╭──

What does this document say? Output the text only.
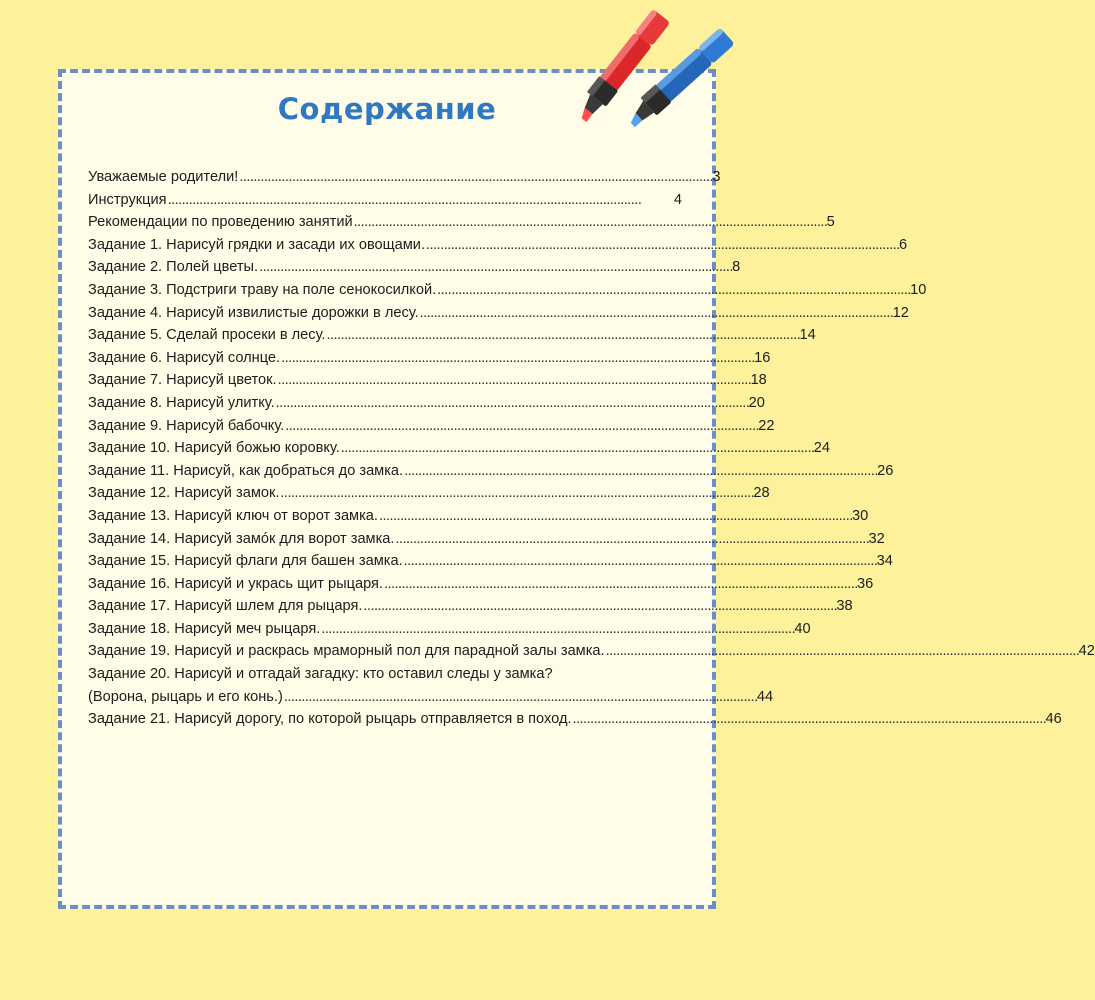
Содержание
Уважаемые родители! . . .	3
Инструкция . . .	4
Рекомендации по проведению занятий . . .	5
Задание 1. Нарисуй грядки и засади их овощами. . . .	6
Задание 2. Полей цветы. . . .	8
Задание 3. Подстриги траву на поле сенокосилкой. . . .	10
Задание 4. Нарисуй извилистые дорожки в лесу. . . .	12
Задание 5. Сделай просеки в лесу. . . .	14
Задание 6. Нарисуй солнце. . . .	16
Задание 7. Нарисуй цветок. . . .	18
Задание 8. Нарисуй улитку. . . .	20
Задание 9. Нарисуй бабочку. . . .	22
Задание 10. Нарисуй божью коровку. . . .	24
Задание 11. Нарисуй, как добраться до замка. . . .	26
Задание 12. Нарисуй замок. . . .	28
Задание 13. Нарисуй ключ от ворот замка. . . .	30
Задание 14. Нарисуй замóк для ворот замка. . . .	32
Задание 15. Нарисуй флаги для башен замка. . . .	34
Задание 16. Нарисуй и укрась щит рыцаря. . . .	36
Задание 17. Нарисуй шлем для рыцаря. . . .	38
Задание 18. Нарисуй меч рыцаря. . . .	40
Задание 19. Нарисуй и раскрась мраморный пол для парадной залы замка. . . .	42
Задание 20. Нарисуй и отгадай загадку: кто оставил следы у замка?
(Ворона, рыцарь и его конь.) . . .	44
Задание 21. Нарисуй дорогу, по которой рыцарь отправляется в поход. . . .	46
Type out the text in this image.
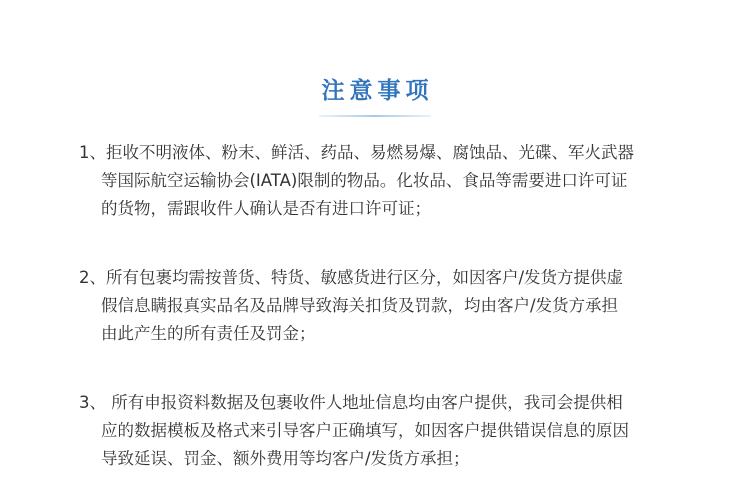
注意事项
1、拒收不明液体、粉末、鲜活、药品、易燃易爆、腐蚀品、光碟、军火武器
等国际航空运输协会(IATA)限制的物品。化妆品、食品等需要进口许可证
的货物，需跟收件人确认是否有进口许可证；
2、所有包裹均需按普货、特货、敏感货进行区分，如因客户/发货方提供虚
假信息瞒报真实品名及品牌导致海关扣货及罚款，均由客户/发货方承担
由此产生的所有责任及罚金；
3、 所有申报资料数据及包裹收件人地址信息均由客户提供，我司会提供相
应的数据模板及格式来引导客户正确填写，如因客户提供错误信息的原因
导致延误、罚金、额外费用等均客户/发货方承担；
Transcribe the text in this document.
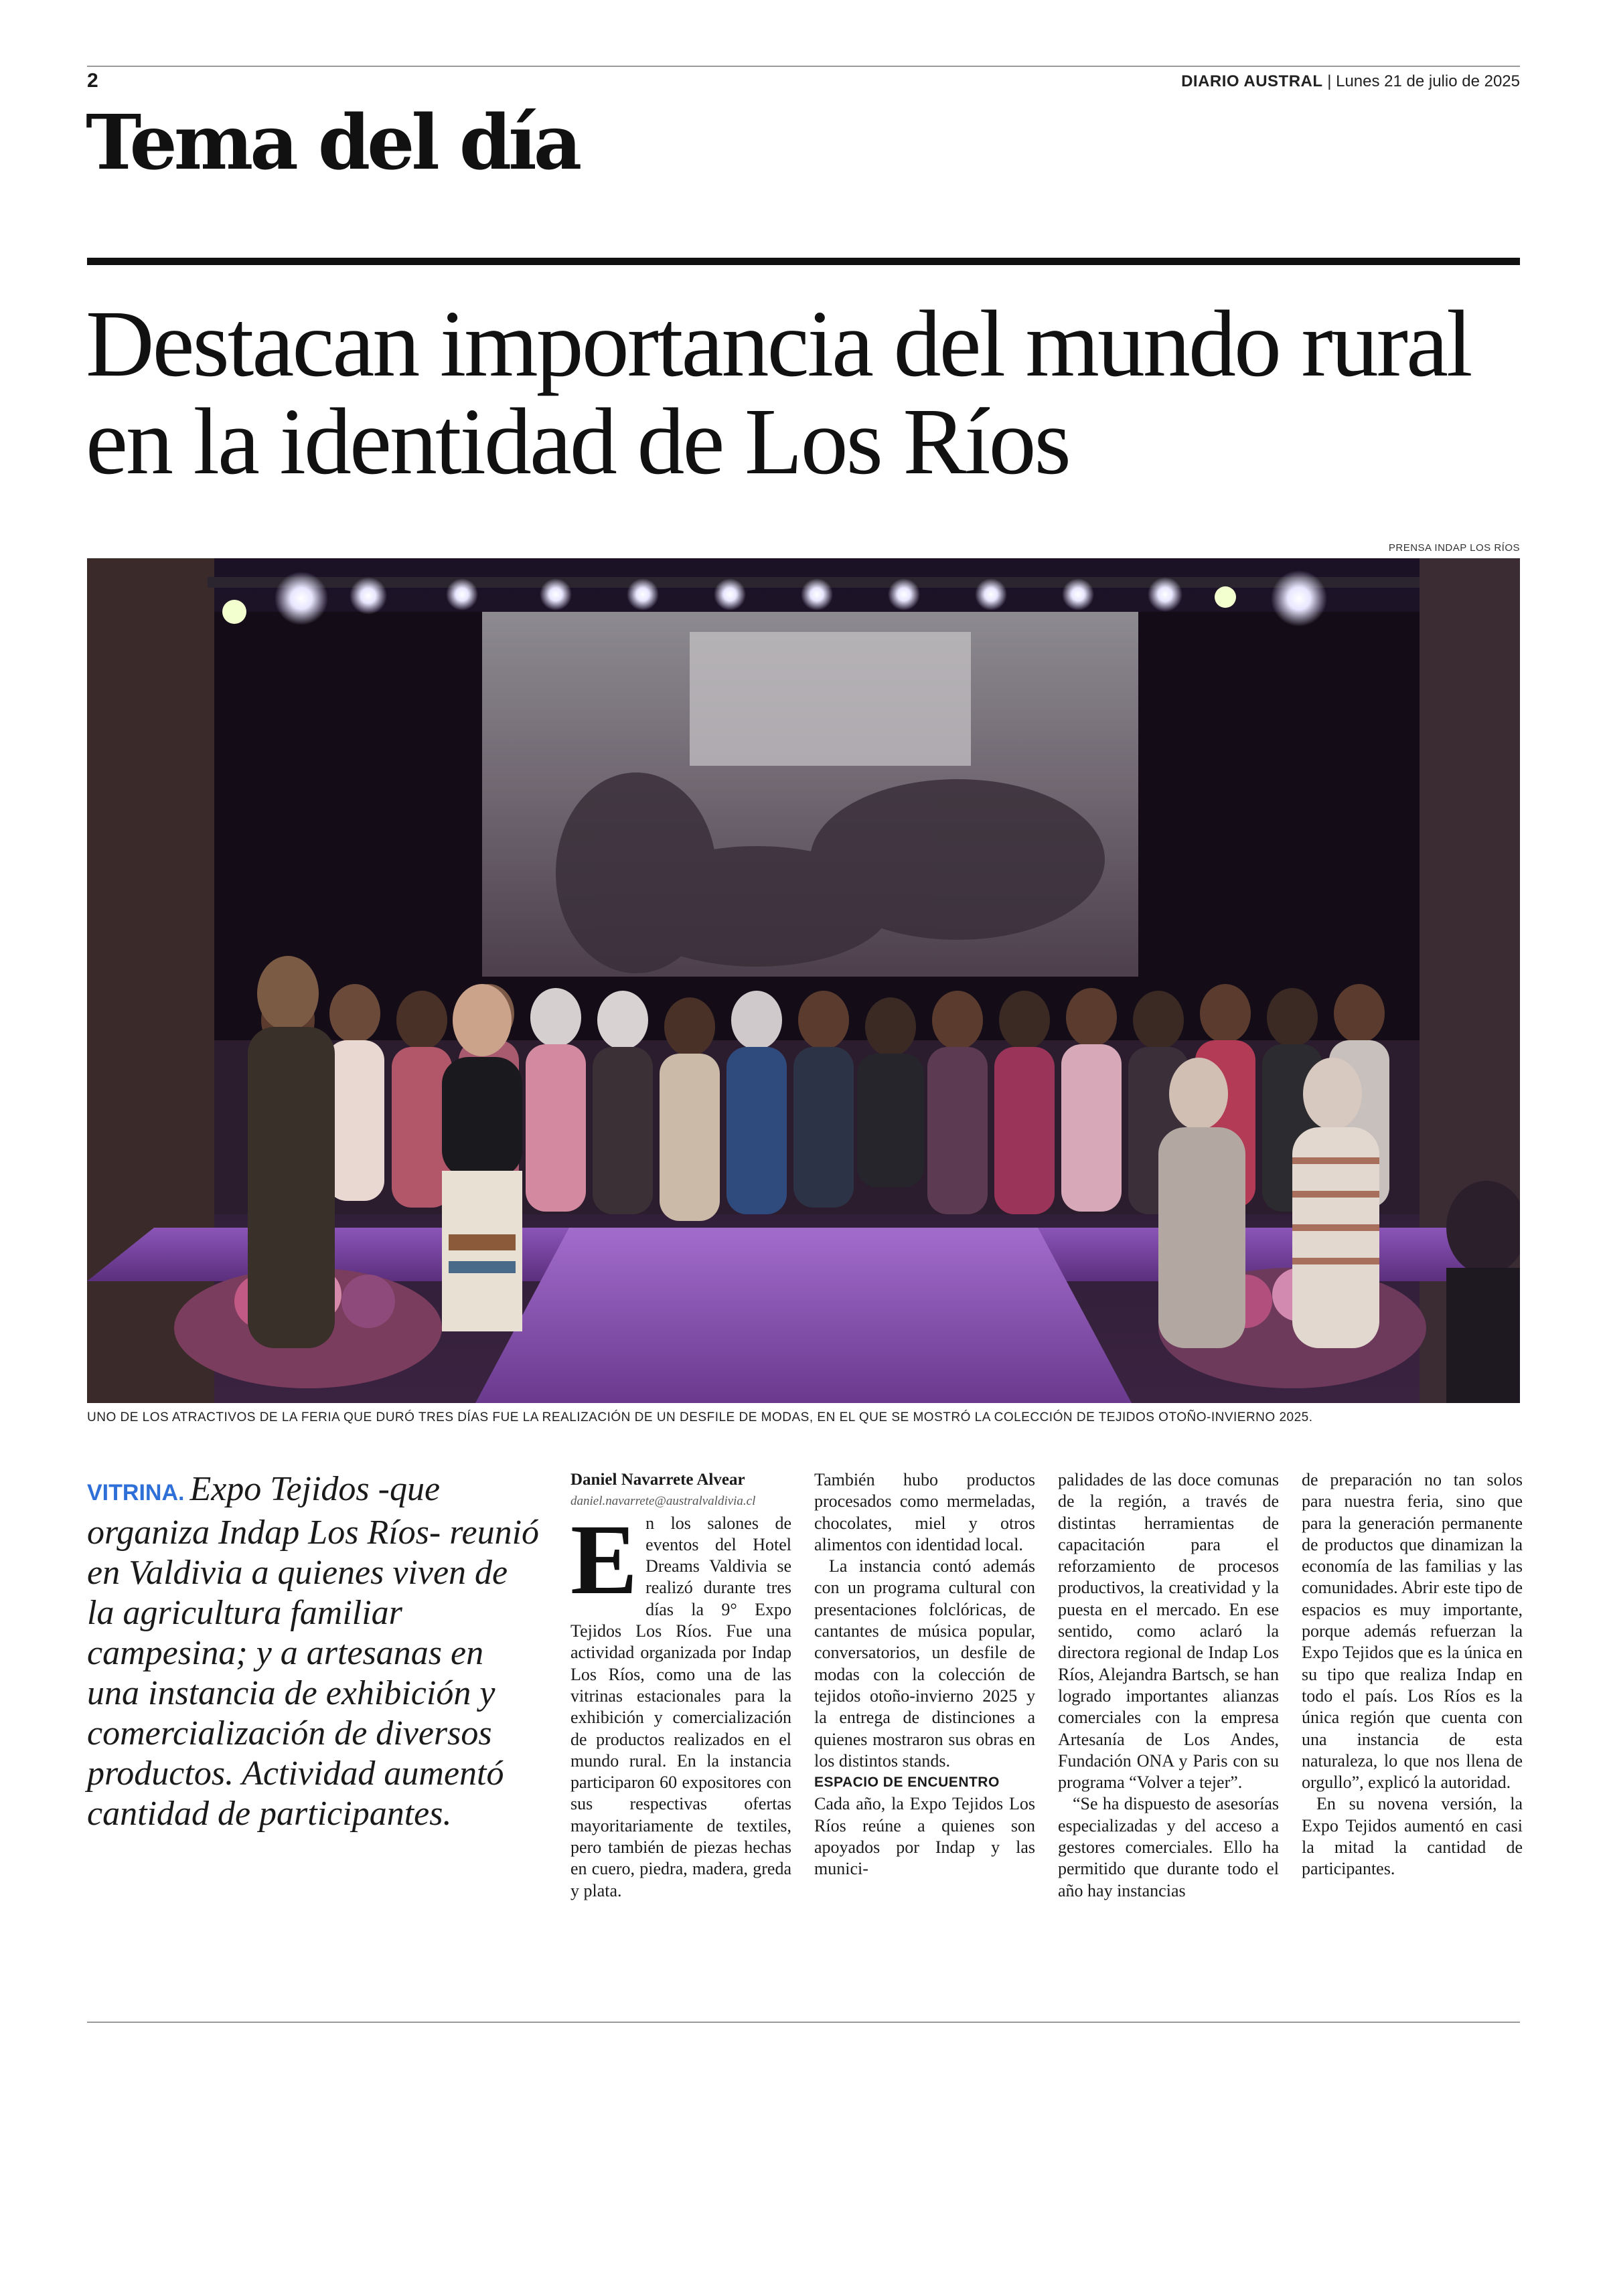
2	DIARIO AUSTRAL | Lunes 21 de julio de 2025
Tema del día
Destacan importancia del mundo rural en la identidad de Los Ríos
PRENSA INDAP LOS RÍOS
UNO DE LOS ATRACTIVOS DE LA FERIA QUE DURÓ TRES DÍAS FUE LA REALIZACIÓN DE UN DESFILE DE MODAS, EN EL QUE SE MOSTRÓ LA COLECCIÓN DE TEJIDOS OTOÑO-INVIERNO 2025.
VITRINA. Expo Tejidos -que organiza Indap Los Ríos- reunió en Valdivia a quienes viven de la agricultura familiar campesina; y a artesanas en una instancia de exhibición y comercialización de diversos productos. Actividad aumentó cantidad de participantes.

Daniel Navarrete Alvear

daniel.navarrete@australvaldivia.cl

En los salones de eventos del Hotel Dreams Valdivia se realizó durante tres días la 9° Expo Tejidos Los Ríos. Fue una actividad organizada por Indap Los Ríos, como una de las vitrinas estacionales para la exhibición y comercialización de productos realizados en el mundo rural. En la instancia participaron 60 expositores con sus respectivas ofertas mayoritariamente de textiles, pero también de piezas hechas en cuero, piedra, madera, greda y plata.

También hubo productos procesados como mermeladas, chocolates, miel y otros alimentos con identidad local.

La instancia contó además con un programa cultural con presentaciones folclóricas, de cantantes de música popular, conversatorios, un desfile de modas con la colección de tejidos otoño-invierno 2025 y la entrega de distinciones a quienes mostraron sus obras en los distintos stands.

ESPACIO DE ENCUENTRO

Cada año, la Expo Tejidos Los Ríos reúne a quienes son apoyados por Indap y las munici-

palidades de las doce comunas de la región, a través de distintas herramientas de capacitación para el reforzamiento de procesos productivos, la creatividad y la puesta en el mercado. En ese sentido, como aclaró la directora regional de Indap Los Ríos, Alejandra Bartsch, se han logrado importantes alianzas comerciales con la empresa Artesanía de Los Andes, Fundación ONA y Paris con su programa “Volver a tejer”.

“Se ha dispuesto de asesorías especializadas y del acceso a gestores comerciales. Ello ha permitido que durante todo el año hay instancias

de preparación no tan solos para nuestra feria, sino que para la generación permanente de productos que dinamizan la economía de las familias y las comunidades. Abrir este tipo de espacios es muy importante, porque además refuerzan la Expo Tejidos que es la única en su tipo que realiza Indap en todo el país. Los Ríos es la única región que cuenta con una instancia de esta naturaleza, lo que nos llena de orgullo”, explicó la autoridad.

En su novena versión, la Expo Tejidos aumentó en casi la mitad la cantidad de participantes.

╰──

Aim of the task:
Copy the entries exactly. Leave out the images.

Correct result:
What does this document say? Output the text only.
Содержание
Уважаемые родители! . . .	3
Инструкция . . .	4
Рекомендации по проведению занятий . . .	5
Задание 1. Нарисуй грядки и засади их овощами. . . .	6
Задание 2. Полей цветы. . . .	8
Задание 3. Подстриги траву на поле сенокосилкой. . . .	10
Задание 4. Нарисуй извилистые дорожки в лесу. . . .	12
Задание 5. Сделай просеки в лесу. . . .	14
Задание 6. Нарисуй солнце. . . .	16
Задание 7. Нарисуй цветок. . . .	18
Задание 8. Нарисуй улитку. . . .	20
Задание 9. Нарисуй бабочку. . . .	22
Задание 10. Нарисуй божью коровку. . . .	24
Задание 11. Нарисуй, как добраться до замка. . . .	26
Задание 12. Нарисуй замок. . . .	28
Задание 13. Нарисуй ключ от ворот замка. . . .	30
Задание 14. Нарисуй замóк для ворот замка. . . .	32
Задание 15. Нарисуй флаги для башен замка. . . .	34
Задание 16. Нарисуй и укрась щит рыцаря. . . .	36
Задание 17. Нарисуй шлем для рыцаря. . . .	38
Задание 18. Нарисуй меч рыцаря. . . .	40
Задание 19. Нарисуй и раскрась мраморный пол для парадной залы замка. . . .	42
Задание 20. Нарисуй и отгадай загадку: кто оставил следы у замка?
(Ворона, рыцарь и его конь.) . . .	44
Задание 21. Нарисуй дорогу, по которой рыцарь отправляется в поход. . . .	46
Type out the text in this image.
注意事项
1、拒收不明液体、粉末、鲜活、药品、易燃易爆、腐蚀品、光碟、军火武器
等国际航空运输协会(IATA)限制的物品。化妆品、食品等需要进口许可证
的货物，需跟收件人确认是否有进口许可证；
2、所有包裹均需按普货、特货、敏感货进行区分，如因客户/发货方提供虚
假信息瞒报真实品名及品牌导致海关扣货及罚款，均由客户/发货方承担
由此产生的所有责任及罚金；
3、 所有申报资料数据及包裹收件人地址信息均由客户提供，我司会提供相
应的数据模板及格式来引导客户正确填写，如因客户提供错误信息的原因
导致延误、罚金、额外费用等均客户/发货方承担；
Transcribe the text in this document.
2	DIARIO AUSTRAL | Lunes 21 de julio de 2025
Tema del día
Destacan importancia del mundo rural en la identidad de Los Ríos
PRENSA INDAP LOS RÍOS
UNO DE LOS ATRACTIVOS DE LA FERIA QUE DURÓ TRES DÍAS FUE LA REALIZACIÓN DE UN DESFILE DE MODAS, EN EL QUE SE MOSTRÓ LA COLECCIÓN DE TEJIDOS OTOÑO-INVIERNO 2025.
VITRINA. Expo Tejidos -que organiza Indap Los Ríos- reunió en Valdivia a quienes viven de la agricultura familiar campesina; y a artesanas en una instancia de exhibición y comercialización de diversos productos. Actividad aumentó cantidad de participantes.

Daniel Navarrete Alvear

daniel.navarrete@australvaldivia.cl

En los salones de eventos del Hotel Dreams Valdivia se realizó durante tres días la 9° Expo Tejidos Los Ríos. Fue una actividad organizada por Indap Los Ríos, como una de las vitrinas estacionales para la exhibición y comercialización de productos realizados en el mundo rural. En la instancia participaron 60 expositores con sus respectivas ofertas mayoritariamente de textiles, pero también de piezas hechas en cuero, piedra, madera, greda y plata.

También hubo productos procesados como mermeladas, chocolates, miel y otros alimentos con identidad local.

La instancia contó además con un programa cultural con presentaciones folclóricas, de cantantes de música popular, conversatorios, un desfile de modas con la colección de tejidos otoño-invierno 2025 y la entrega de distinciones a quienes mostraron sus obras en los distintos stands.

ESPACIO DE ENCUENTRO

Cada año, la Expo Tejidos Los Ríos reúne a quienes son apoyados por Indap y las munici-

palidades de las doce comunas de la región, a través de distintas herramientas de capacitación para el reforzamiento de procesos productivos, la creatividad y la puesta en el mercado. En ese sentido, como aclaró la directora regional de Indap Los Ríos, Alejandra Bartsch, se han logrado importantes alianzas comerciales con la empresa Artesanía de Los Andes, Fundación ONA y Paris con su programa “Volver a tejer”.

“Se ha dispuesto de asesorías especializadas y del acceso a gestores comerciales. Ello ha permitido que durante todo el año hay instancias

de preparación no tan solos para nuestra feria, sino que para la generación permanente de productos que dinamizan la economía de las familias y las comunidades. Abrir este tipo de espacios es muy importante, porque además refuerzan la Expo Tejidos que es la única en su tipo que realiza Indap en todo el país. Los Ríos es la única región que cuenta con una instancia de esta naturaleza, lo que nos llena de orgullo”, explicó la autoridad.

En su novena versión, la Expo Tejidos aumentó en casi la mitad la cantidad de participantes.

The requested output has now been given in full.